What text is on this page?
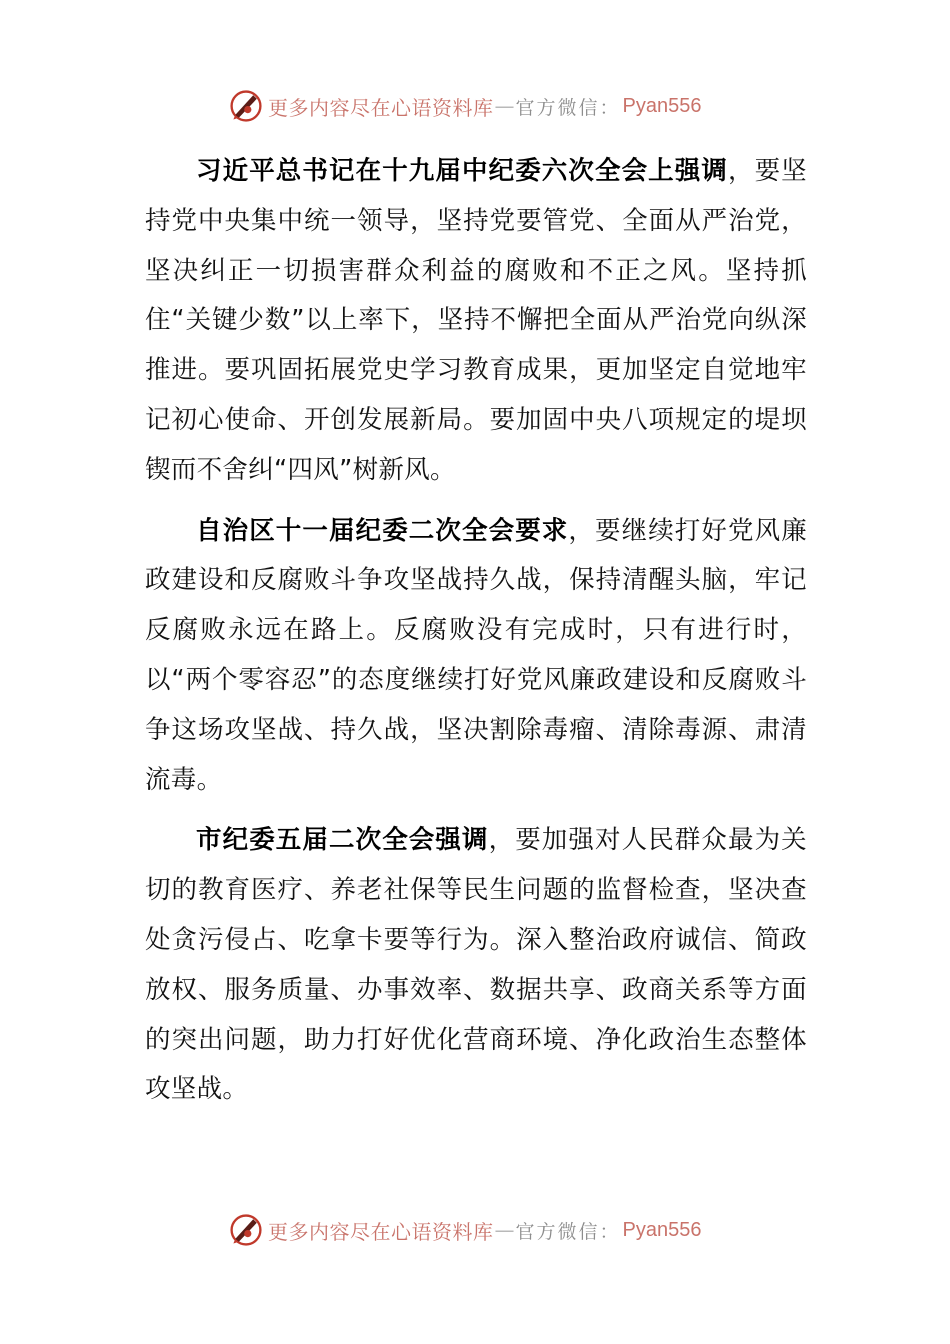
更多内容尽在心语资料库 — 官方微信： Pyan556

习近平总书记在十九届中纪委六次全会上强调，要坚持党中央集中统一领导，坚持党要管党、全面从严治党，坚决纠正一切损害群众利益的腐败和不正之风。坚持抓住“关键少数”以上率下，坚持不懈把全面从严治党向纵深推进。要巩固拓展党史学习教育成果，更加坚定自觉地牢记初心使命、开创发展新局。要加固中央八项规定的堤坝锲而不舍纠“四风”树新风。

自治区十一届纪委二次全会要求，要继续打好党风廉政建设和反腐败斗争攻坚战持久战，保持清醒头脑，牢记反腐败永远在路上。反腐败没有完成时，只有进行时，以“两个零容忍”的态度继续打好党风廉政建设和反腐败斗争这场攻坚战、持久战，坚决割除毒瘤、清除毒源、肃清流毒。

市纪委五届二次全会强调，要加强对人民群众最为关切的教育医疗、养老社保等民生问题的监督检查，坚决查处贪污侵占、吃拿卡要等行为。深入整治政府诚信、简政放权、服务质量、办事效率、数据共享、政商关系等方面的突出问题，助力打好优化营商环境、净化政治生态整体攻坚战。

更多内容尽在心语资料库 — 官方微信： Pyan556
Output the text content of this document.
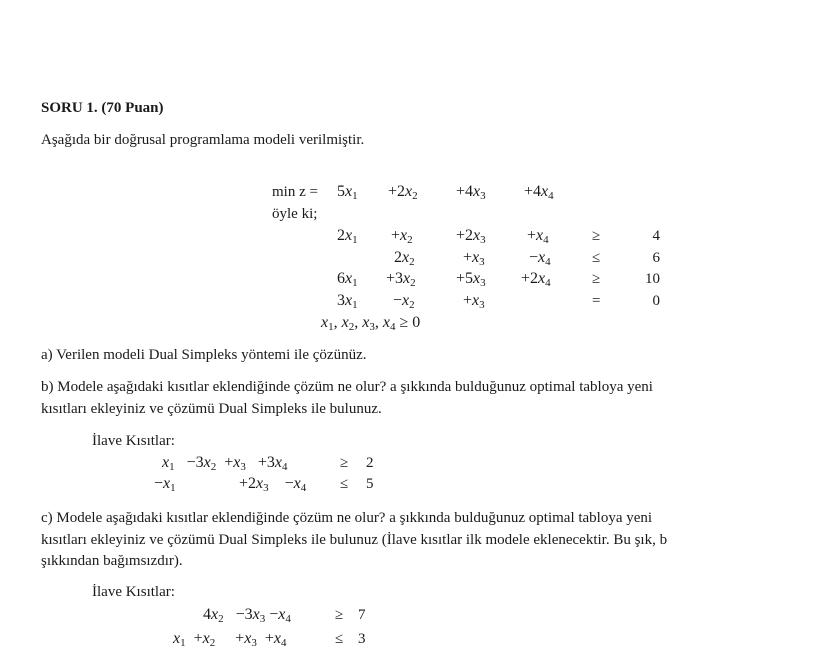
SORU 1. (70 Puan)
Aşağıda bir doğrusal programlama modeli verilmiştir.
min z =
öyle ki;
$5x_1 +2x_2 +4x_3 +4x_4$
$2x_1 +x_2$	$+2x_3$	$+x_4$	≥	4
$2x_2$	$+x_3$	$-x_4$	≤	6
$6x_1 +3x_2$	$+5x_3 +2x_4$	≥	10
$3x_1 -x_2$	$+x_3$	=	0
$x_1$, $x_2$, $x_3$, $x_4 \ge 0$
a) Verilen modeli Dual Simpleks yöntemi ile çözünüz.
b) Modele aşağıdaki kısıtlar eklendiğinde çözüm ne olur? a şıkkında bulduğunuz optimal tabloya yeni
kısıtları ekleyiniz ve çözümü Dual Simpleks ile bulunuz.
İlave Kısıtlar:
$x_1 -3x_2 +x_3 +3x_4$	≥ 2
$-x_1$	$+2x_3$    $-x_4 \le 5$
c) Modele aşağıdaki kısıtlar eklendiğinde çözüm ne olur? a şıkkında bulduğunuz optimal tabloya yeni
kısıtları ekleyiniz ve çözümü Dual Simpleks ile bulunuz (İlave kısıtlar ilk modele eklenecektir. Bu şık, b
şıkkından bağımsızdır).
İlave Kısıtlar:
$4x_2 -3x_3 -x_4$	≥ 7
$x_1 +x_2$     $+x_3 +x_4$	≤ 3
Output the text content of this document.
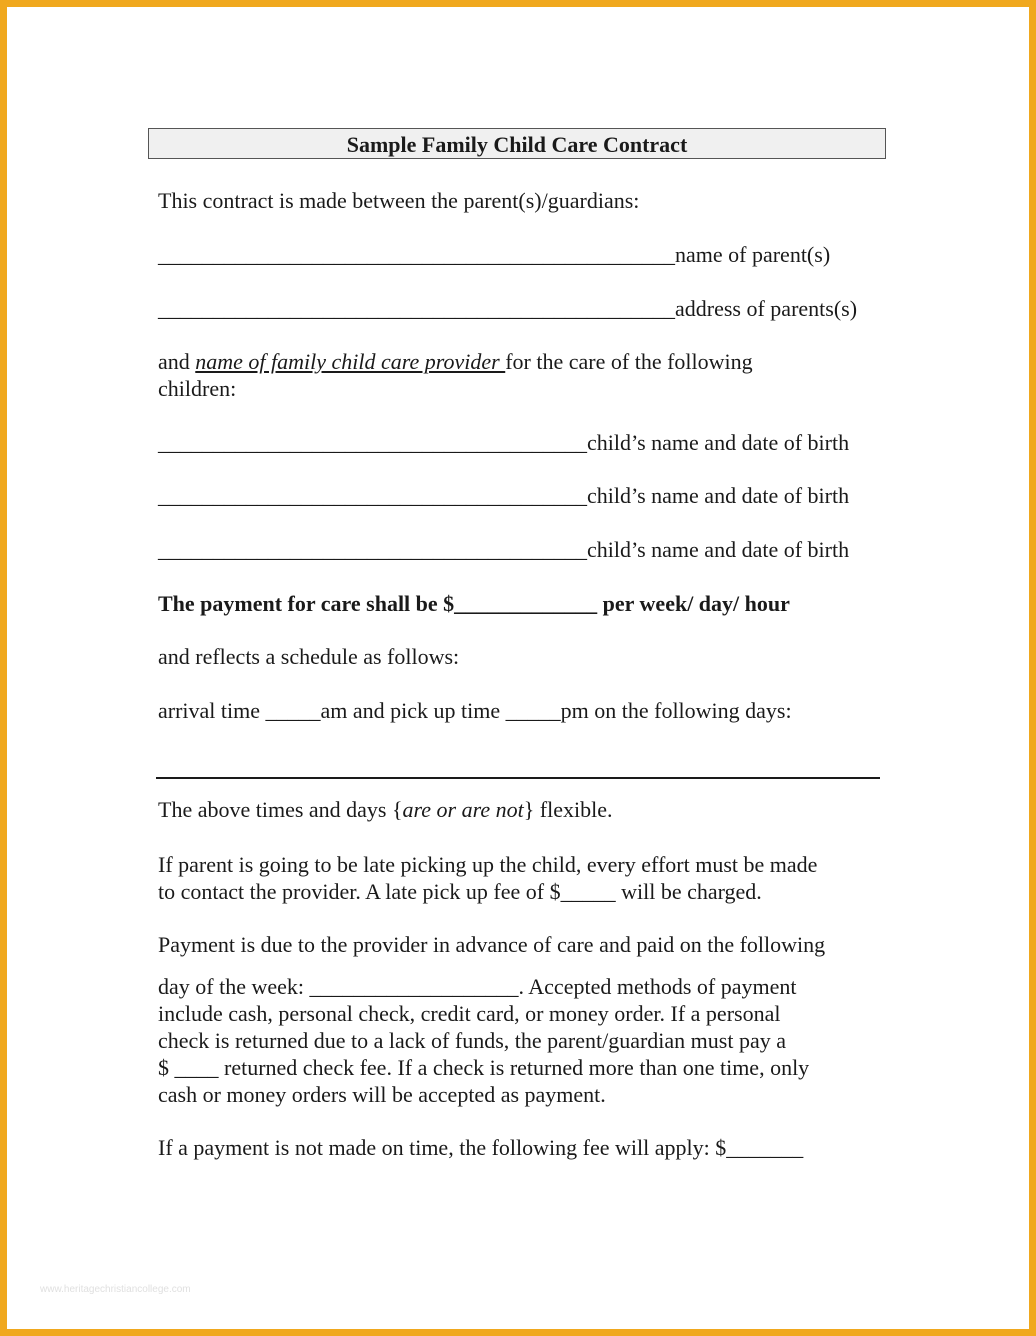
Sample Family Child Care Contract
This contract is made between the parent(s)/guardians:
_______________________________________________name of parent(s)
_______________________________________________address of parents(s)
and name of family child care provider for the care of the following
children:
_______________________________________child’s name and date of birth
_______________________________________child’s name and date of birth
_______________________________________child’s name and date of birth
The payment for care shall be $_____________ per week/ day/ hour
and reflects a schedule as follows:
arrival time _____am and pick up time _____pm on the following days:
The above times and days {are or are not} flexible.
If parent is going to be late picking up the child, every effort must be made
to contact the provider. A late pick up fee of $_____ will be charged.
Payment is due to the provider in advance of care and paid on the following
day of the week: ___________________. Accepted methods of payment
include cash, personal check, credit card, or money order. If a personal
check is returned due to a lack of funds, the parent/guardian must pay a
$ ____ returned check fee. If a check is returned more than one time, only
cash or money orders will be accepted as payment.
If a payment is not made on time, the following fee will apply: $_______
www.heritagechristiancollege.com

-----

:: Stated problem ::
Copy every line above that includes the string "optimal".

:: Solution to this task ::
b) Modele aşağıdaki kısıtlar eklendiğinde çözüm ne olur? a şıkkında bulduğunuz optimal tabloya yeni
c) Modele aşağıdaki kısıtlar eklendiğinde çözüm ne olur? a şıkkında bulduğunuz optimal tabloya yeni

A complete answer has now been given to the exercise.